(Stored data entries)
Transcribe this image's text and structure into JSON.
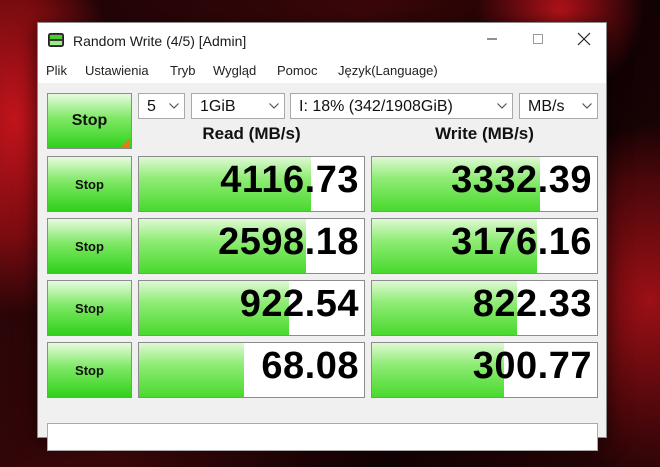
{
  "window": {
    "title": "Random Write (4/5) [Admin]"
  },
  "menu": [
    "Plik",
    "Ustawienia",
    "Tryb",
    "Wygląd",
    "Pomoc",
    "Język(Language)"
  ],
  "toolbar": {
    "main_button": "Stop",
    "count": "5",
    "size": "1GiB",
    "drive": "I: 18% (342/1908GiB)",
    "unit": "MB/s"
  },
  "headers": {
    "read": "Read (MB/s)",
    "write": "Write (MB/s)"
  },
  "rows": [
    {
      "button": "Stop",
      "read": "4116.73",
      "write": "3332.39",
      "read_fill": 0.765,
      "write_fill": 0.745
    },
    {
      "button": "Stop",
      "read": "2598.18",
      "write": "3176.16",
      "read_fill": 0.74,
      "write_fill": 0.735
    },
    {
      "button": "Stop",
      "read": "922.54",
      "write": "822.33",
      "read_fill": 0.665,
      "write_fill": 0.645
    },
    {
      "button": "Stop",
      "read": "68.08",
      "write": "300.77",
      "read_fill": 0.465,
      "write_fill": 0.585
    }
  ],
  "status": "",
  "icons": {
    "app": "crystaldiskmark-icon",
    "minimize": "minimize-icon",
    "maximize": "maximize-icon",
    "close": "close-icon",
    "dropdown": "chevron-down-icon"
  },
  "colors": {
    "bar_green": "#49d92e",
    "button_green": "#2fd11b",
    "corner_orange": "#e87b13"
  }
}
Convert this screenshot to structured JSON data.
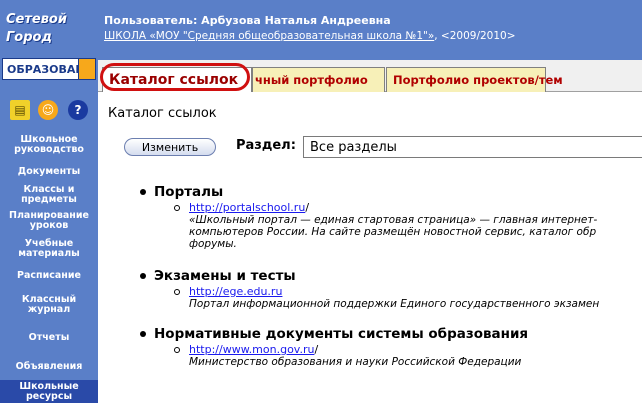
{
  "logo": {
    "line1": "Сетевой",
    "line2": "Город",
    "line3": "ОБРАЗОВАНИ"
  },
  "sidebar": {
    "icons": [
      "book-icon",
      "people-icon",
      "help-icon"
    ],
    "items": [
      {
        "label": "Школьное руководство"
      },
      {
        "label": "Документы"
      },
      {
        "label": "Классы и предметы"
      },
      {
        "label": "Планирование уроков"
      },
      {
        "label": "Учебные материалы"
      },
      {
        "label": "Расписание"
      },
      {
        "label": "Классный журнал"
      },
      {
        "label": "Отчеты"
      },
      {
        "label": "Объявления"
      },
      {
        "label": "Школьные ресурсы"
      }
    ]
  },
  "header": {
    "user": "Пользователь: Арбузова Наталья Андреевна",
    "school_link": "ШКОЛА «МОУ \"Средняя общеобразовательная школа №1\"»",
    "year": ", <2009/2010>"
  },
  "tabs": [
    {
      "label": "Каталог ссылок"
    },
    {
      "label": "чный портфолио"
    },
    {
      "label": "Портфолио проектов/тем"
    }
  ],
  "page": {
    "title": "Каталог ссылок",
    "edit_button": "Изменить",
    "section_label": "Раздел:",
    "section_value": "Все разделы"
  },
  "groups": [
    {
      "title": "Порталы",
      "url": "http://portalschool.ru",
      "desc1": "«Школьный портал — единая стартовая страница» — главная интернет-",
      "desc2": "компьютеров России. На сайте размещён новостной сервис, каталог обр",
      "desc3": "форумы."
    },
    {
      "title": "Экзамены и тесты",
      "url": "http://ege.edu.ru",
      "desc1": "Портал информационной поддержки Единого государственного экзамен"
    },
    {
      "title": "Нормативные документы системы образования",
      "url": "http://www.mon.gov.ru",
      "desc1": "Министерство образования и науки Российской Федерации"
    }
  ],
  "colors": {
    "sidebar": "#5a7fc8",
    "accent_red": "#d01010",
    "tab_bg": "#f7f0b8",
    "link": "#1a1aee"
  }
}
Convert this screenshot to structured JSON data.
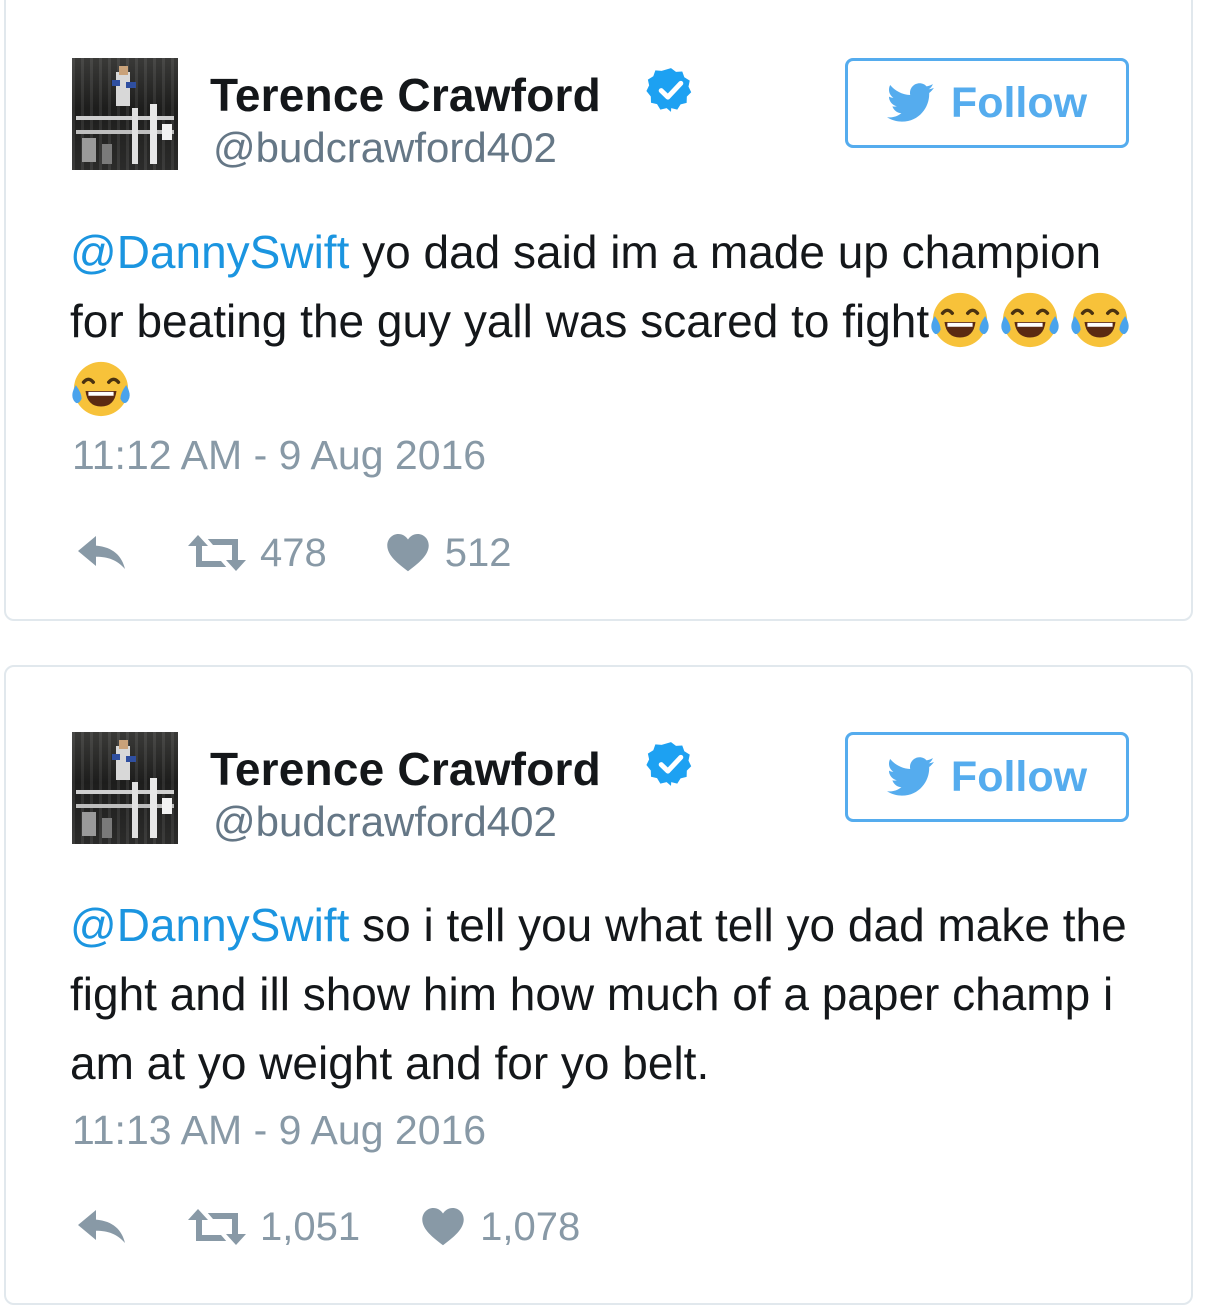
{
  "tweets": [
    {
      "author": {
        "name": "Terence Crawford",
        "handle": "@budcrawford402",
        "verified": true
      },
      "follow_label": "Follow",
      "mention": "@DannySwift",
      "text": " yo dad said im a made up champion for beating the guy yall was scared to fight",
      "emojis": [
        "face-with-tears-of-joy",
        "face-with-tears-of-joy",
        "face-with-tears-of-joy",
        "face-with-tears-of-joy"
      ],
      "timestamp": "11:12 AM - 9 Aug 2016",
      "retweets": "478",
      "likes": "512"
    },
    {
      "author": {
        "name": "Terence Crawford",
        "handle": "@budcrawford402",
        "verified": true
      },
      "follow_label": "Follow",
      "mention": "@DannySwift",
      "text": " so i tell you what tell yo dad make the fight and ill show him how much of a paper champ i am at yo weight and for yo belt.",
      "emojis": [],
      "timestamp": "11:13 AM - 9 Aug 2016",
      "retweets": "1,051",
      "likes": "1,078"
    }
  ],
  "colors": {
    "accent": "#55acee",
    "mention": "#1b95e0",
    "verified": "#1da1f2",
    "muted": "#8899a6",
    "text": "#14171a"
  },
  "icons": [
    "verified-badge-icon",
    "twitter-bird-icon",
    "reply-icon",
    "retweet-icon",
    "heart-icon",
    "tears-of-joy-emoji-icon"
  ]
}
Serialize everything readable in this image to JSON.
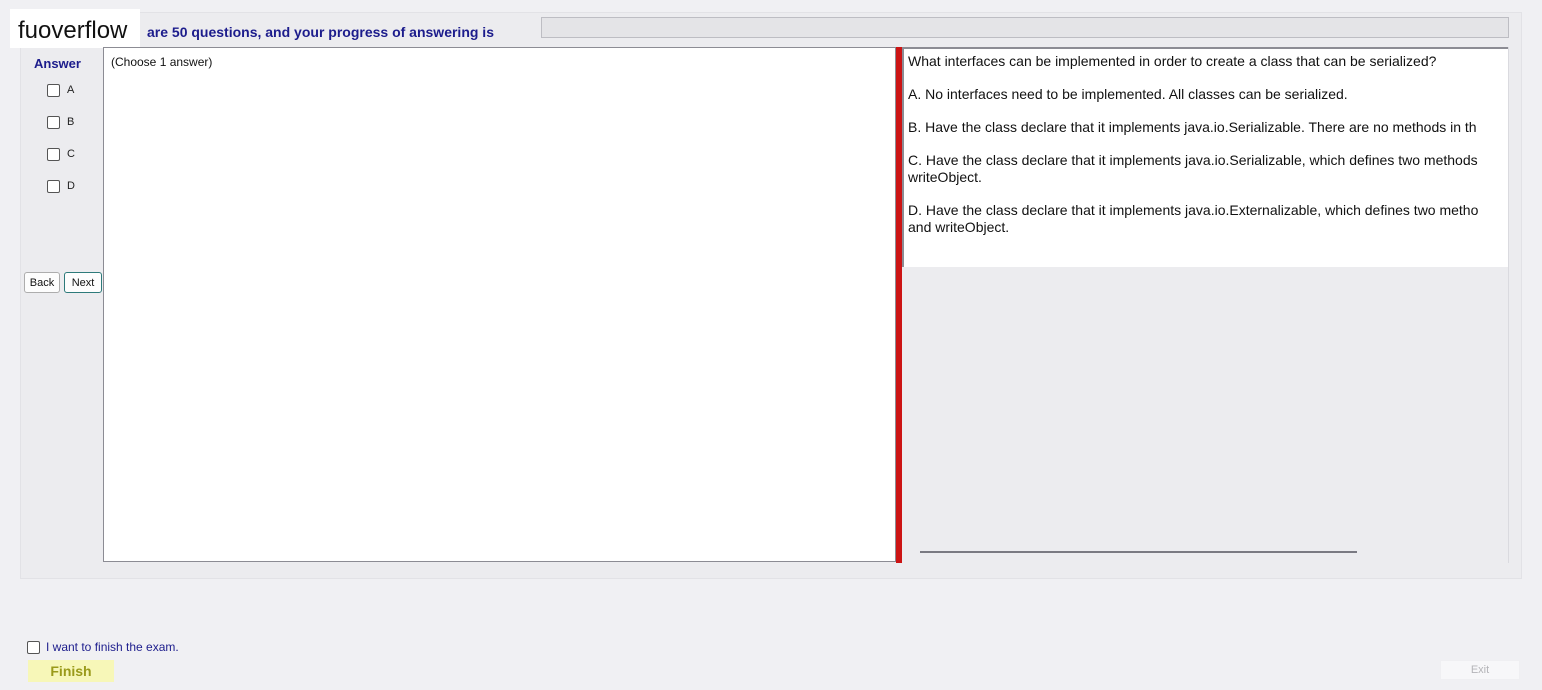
{
  "watermark": "fuoverflow",
  "header": {
    "progress_text": "are 50 questions, and your progress of answering is",
    "progress_percent": 0
  },
  "answer_panel": {
    "label": "Answer",
    "options": [
      "A",
      "B",
      "C",
      "D"
    ],
    "back_label": "Back",
    "next_label": "Next"
  },
  "answer_area": {
    "instruction": "(Choose 1 answer)"
  },
  "question": {
    "text": "What interfaces can be implemented in order to create a class that can be serialized?",
    "choices": [
      {
        "line1": "A.  No interfaces need to be implemented. All classes can be serialized.",
        "line2": ""
      },
      {
        "line1": "B.  Have the class declare that it implements java.io.Serializable. There are no methods in th",
        "line2": ""
      },
      {
        "line1": "C.  Have the class declare that it implements java.io.Serializable, which defines two methods",
        "line2": "writeObject."
      },
      {
        "line1": "D.  Have the class declare that it implements java.io.Externalizable, which defines two metho",
        "line2": "and writeObject."
      }
    ]
  },
  "footer": {
    "finish_checkbox_label": "I want to finish the exam.",
    "finish_label": "Finish",
    "exit_label": "Exit"
  },
  "colors": {
    "accent_text": "#1c1c8c",
    "splitter": "#cc1414",
    "finish_bg": "#f7f7b8"
  }
}
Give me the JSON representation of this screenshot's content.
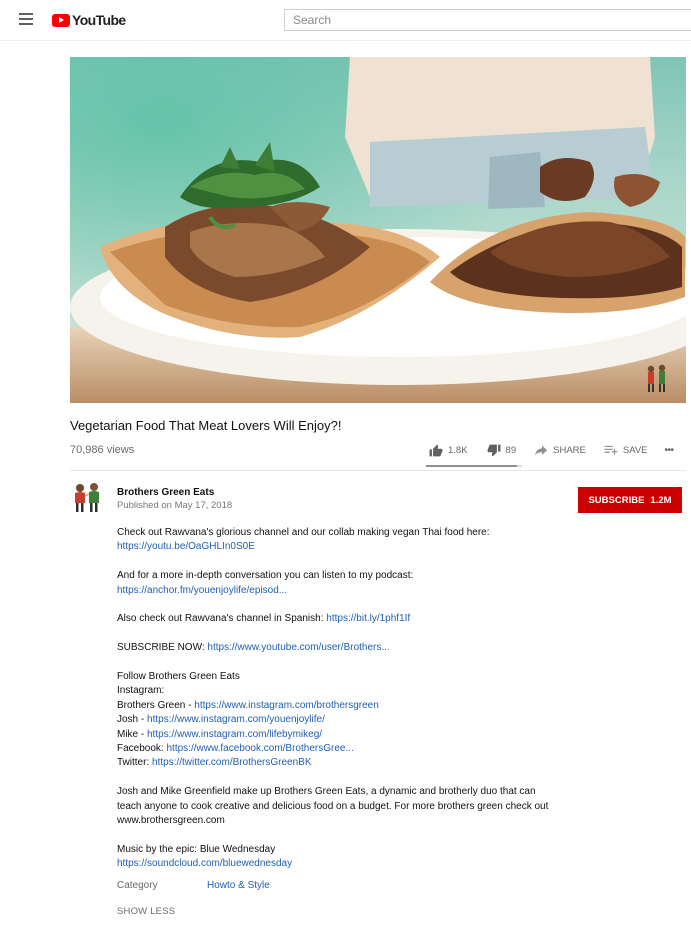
{
  "header": {
    "logo_text": "YouTube",
    "search_placeholder": "Search"
  },
  "video": {
    "title": "Vegetarian Food That Meat Lovers Will Enjoy?!",
    "views": "70,986 views",
    "likes": "1.8K",
    "dislikes": "89",
    "like_ratio": 0.953,
    "share_label": "SHARE",
    "save_label": "SAVE",
    "more_label": "•••"
  },
  "channel": {
    "name": "Brothers Green Eats",
    "published": "Published on May 17, 2018",
    "subscribe_label": "SUBSCRIBE",
    "subscriber_count": "1.2M"
  },
  "description": {
    "line1": "Check out Rawvana's glorious channel and our collab making vegan Thai food here:",
    "link1": "https://youtu.be/OaGHLIn0S0E",
    "line2": "And for a more in-depth conversation you can listen to my podcast:",
    "link2": "https://anchor.fm/youenjoylife/episod...",
    "line3_prefix": "Also check out Rawvana's channel in Spanish: ",
    "link3": "https://bit.ly/1phf1If",
    "line4_prefix": "SUBSCRIBE NOW: ",
    "link4": "https://www.youtube.com/user/Brothers...",
    "follow_heading": "Follow Brothers Green Eats",
    "instagram_label": "Instagram:",
    "bg_prefix": "Brothers Green - ",
    "bg_link": "https://www.instagram.com/brothersgreen",
    "josh_prefix": "Josh - ",
    "josh_link": "https://www.instagram.com/youenjoylife/",
    "mike_prefix": "Mike - ",
    "mike_link": "https://www.instagram.com/lifebymikeg/",
    "facebook_prefix": "Facebook: ",
    "facebook_link": "https://www.facebook.com/BrothersGree...",
    "twitter_prefix": "Twitter: ",
    "twitter_link": "https://twitter.com/BrothersGreenBK",
    "about_line1": "Josh and Mike Greenfield make up Brothers Green Eats, a dynamic and brotherly duo that can",
    "about_line2": "teach anyone to cook creative and delicious food on a budget. For more brothers green check out",
    "about_line3": "www.brothersgreen.com",
    "music_line": "Music by the epic: Blue Wednesday",
    "music_link": "https://soundcloud.com/bluewednesday"
  },
  "meta": {
    "category_label": "Category",
    "category_value": "Howto & Style",
    "show_less": "SHOW LESS"
  },
  "colors": {
    "brand_red": "#ff0000",
    "subscribe_red": "#cc0000",
    "link_blue": "#1f5fb4"
  }
}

## What this task involves
Of the lines in the material above, state how many contain the string "methods"; give no other text.

## Response to the task
2